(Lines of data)
'''

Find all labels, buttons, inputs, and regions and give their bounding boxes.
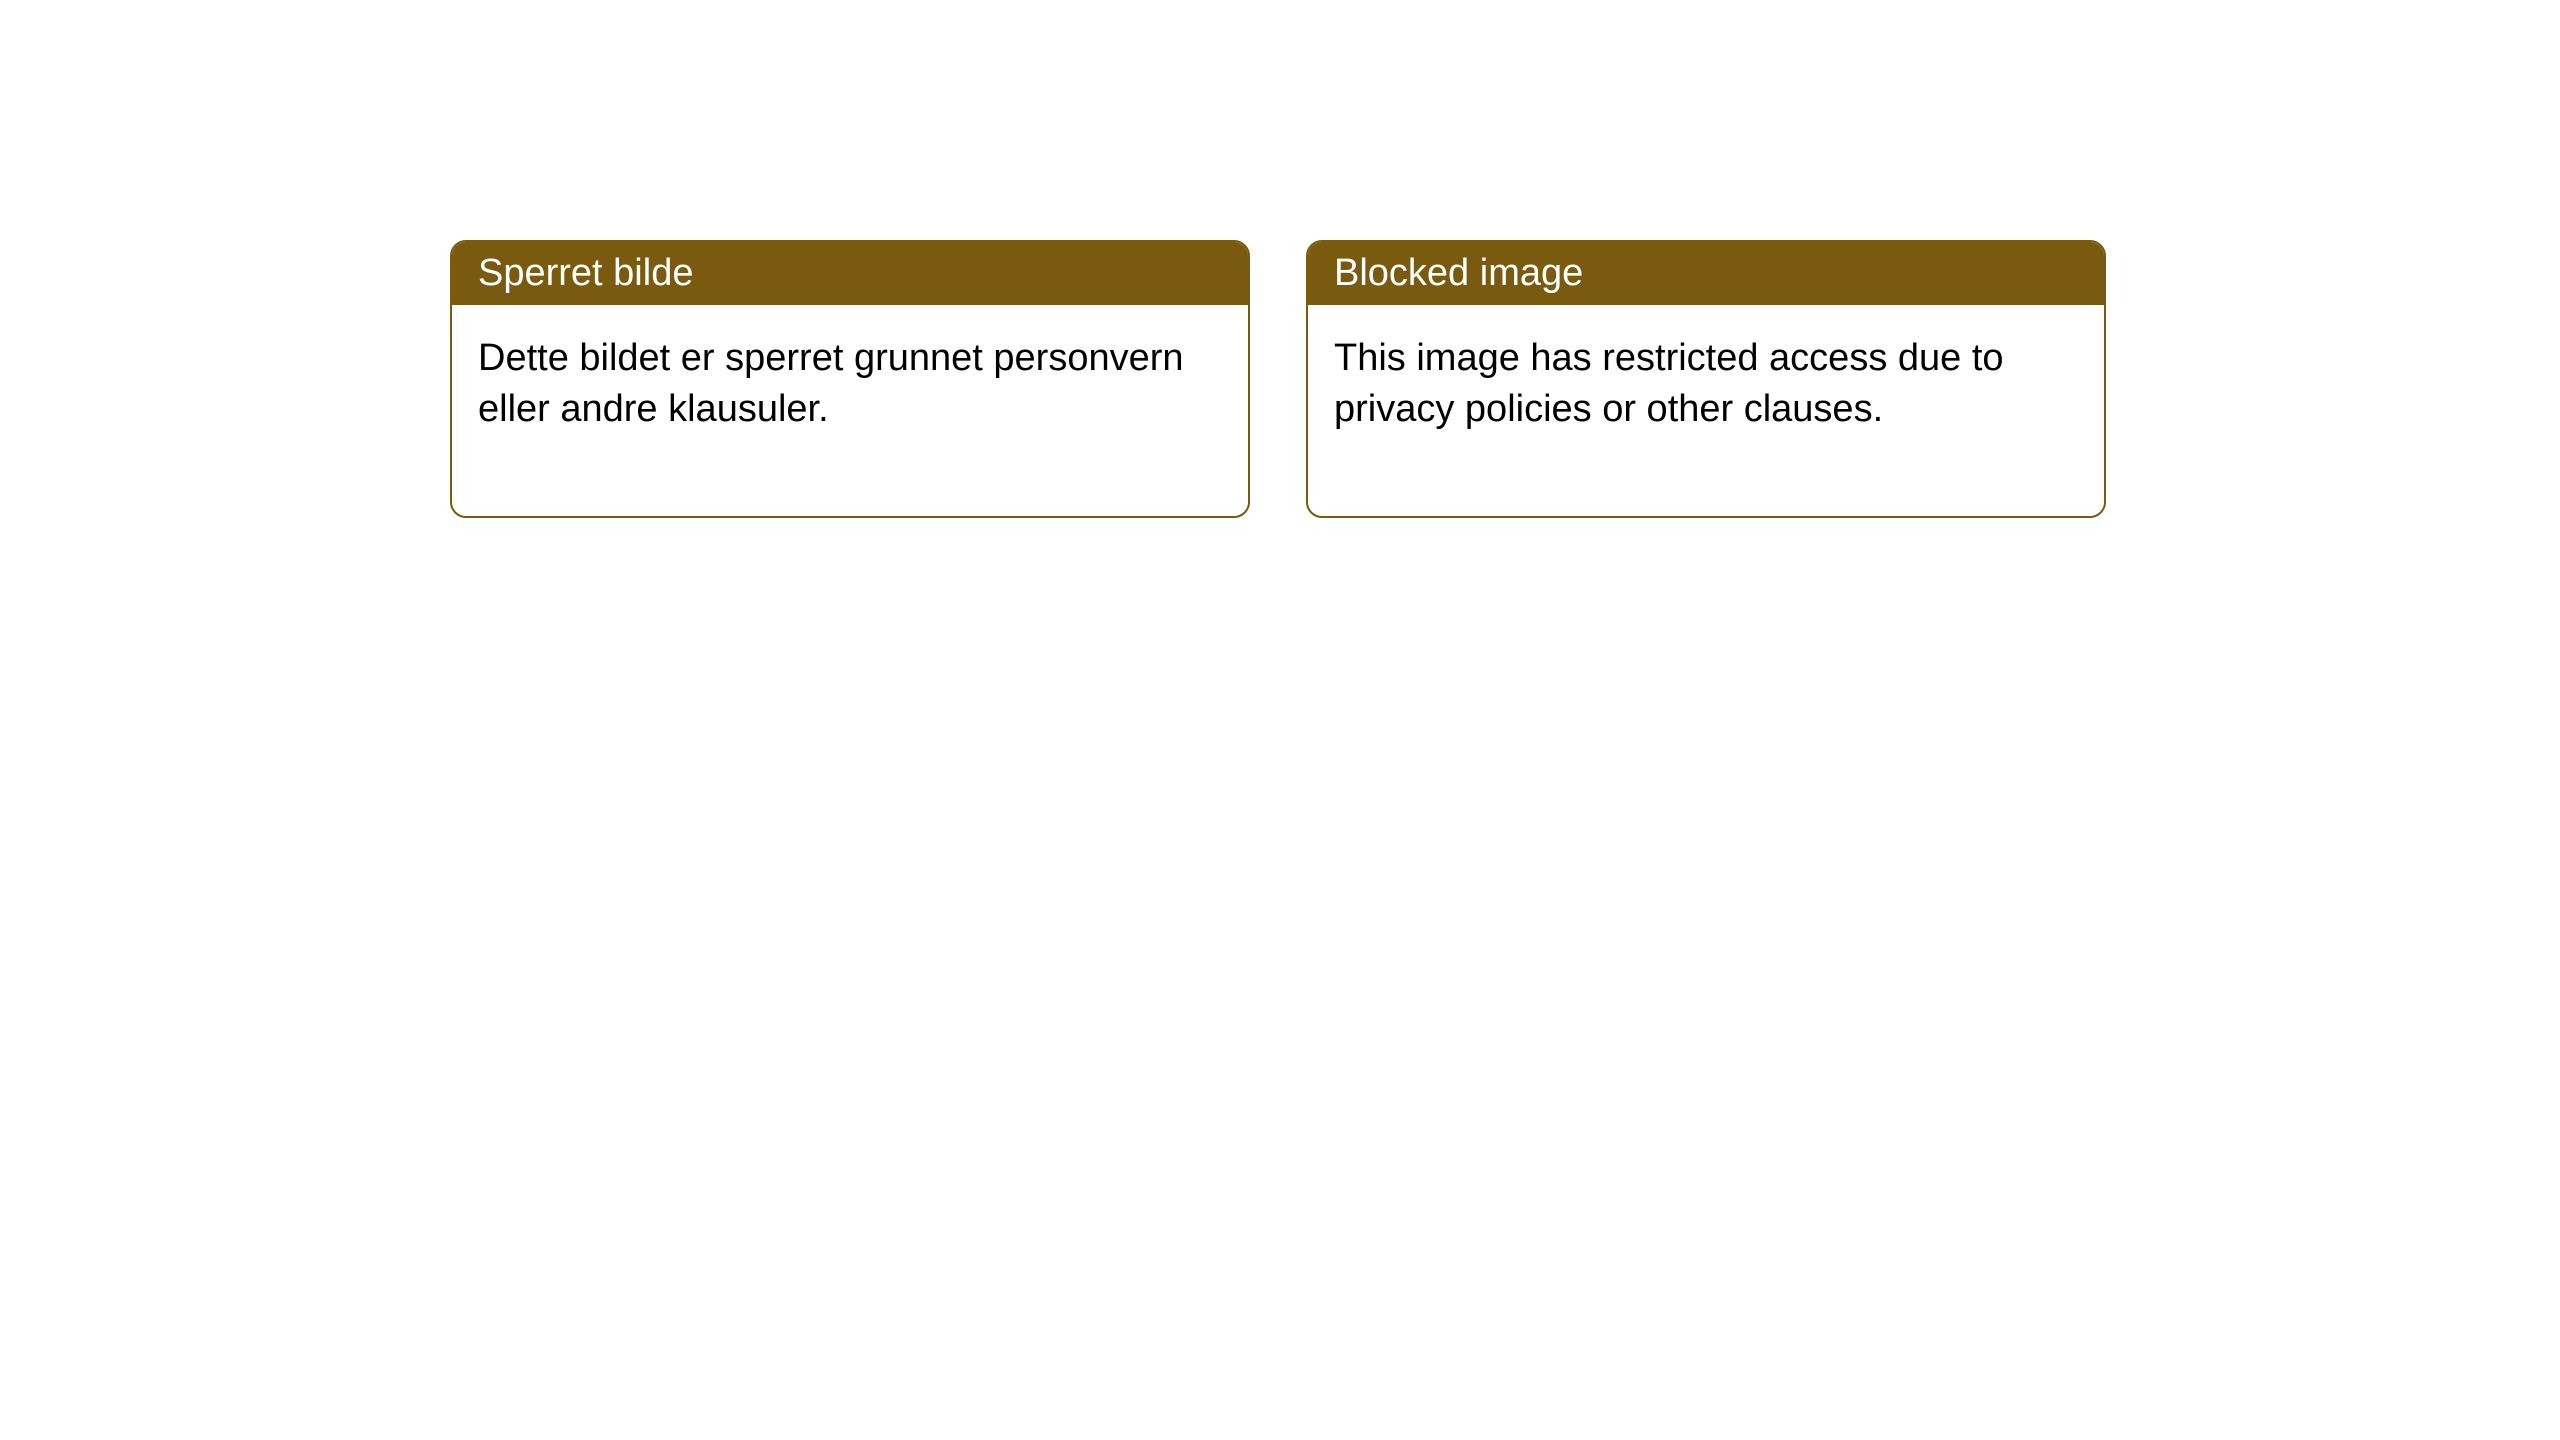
notice-body: Dette bildet er sperret grunnet personve… [452,305,1248,516]
notice-container: Sperret bilde Dette bildet er sperret gr… [0,0,2560,518]
notice-header: Sperret bilde [452,242,1248,305]
notice-header: Blocked image [1308,242,2104,305]
notice-title: Sperret bilde [478,252,693,294]
notice-card-norwegian: Sperret bilde Dette bildet er sperret gr… [450,240,1250,518]
notice-body-text: Dette bildet er sperret grunnet personve… [478,337,1184,430]
notice-body-text: This image has restricted access due to … [1334,337,2004,430]
notice-body: This image has restricted access due to … [1308,305,2104,516]
notice-card-english: Blocked image This image has restricted … [1306,240,2106,518]
notice-title: Blocked image [1334,252,1583,294]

'''

== Written exercise ==
Rewrite the rows above, switching each "notice-header" to "banner-header" and leaving everything else unchanged. Leave the pictures out of your answer.

== Answer for this exercise ==
Find all labels, buttons, inputs, and regions and give their bounding boxes.
notice-body: Dette bildet er sperret grunnet personve… [452,305,1248,516]
notice-container: Sperret bilde Dette bildet er sperret gr… [0,0,2560,518]
banner-header: Sperret bilde [452,242,1248,305]
banner-header: Blocked image [1308,242,2104,305]
notice-title: Sperret bilde [478,252,693,294]
notice-card-norwegian: Sperret bilde Dette bildet er sperret gr… [450,240,1250,518]
notice-body-text: Dette bildet er sperret grunnet personve… [478,337,1184,430]
notice-body-text: This image has restricted access due to … [1334,337,2004,430]
notice-body: This image has restricted access due to … [1308,305,2104,516]
notice-card-english: Blocked image This image has restricted … [1306,240,2106,518]
notice-title: Blocked image [1334,252,1583,294]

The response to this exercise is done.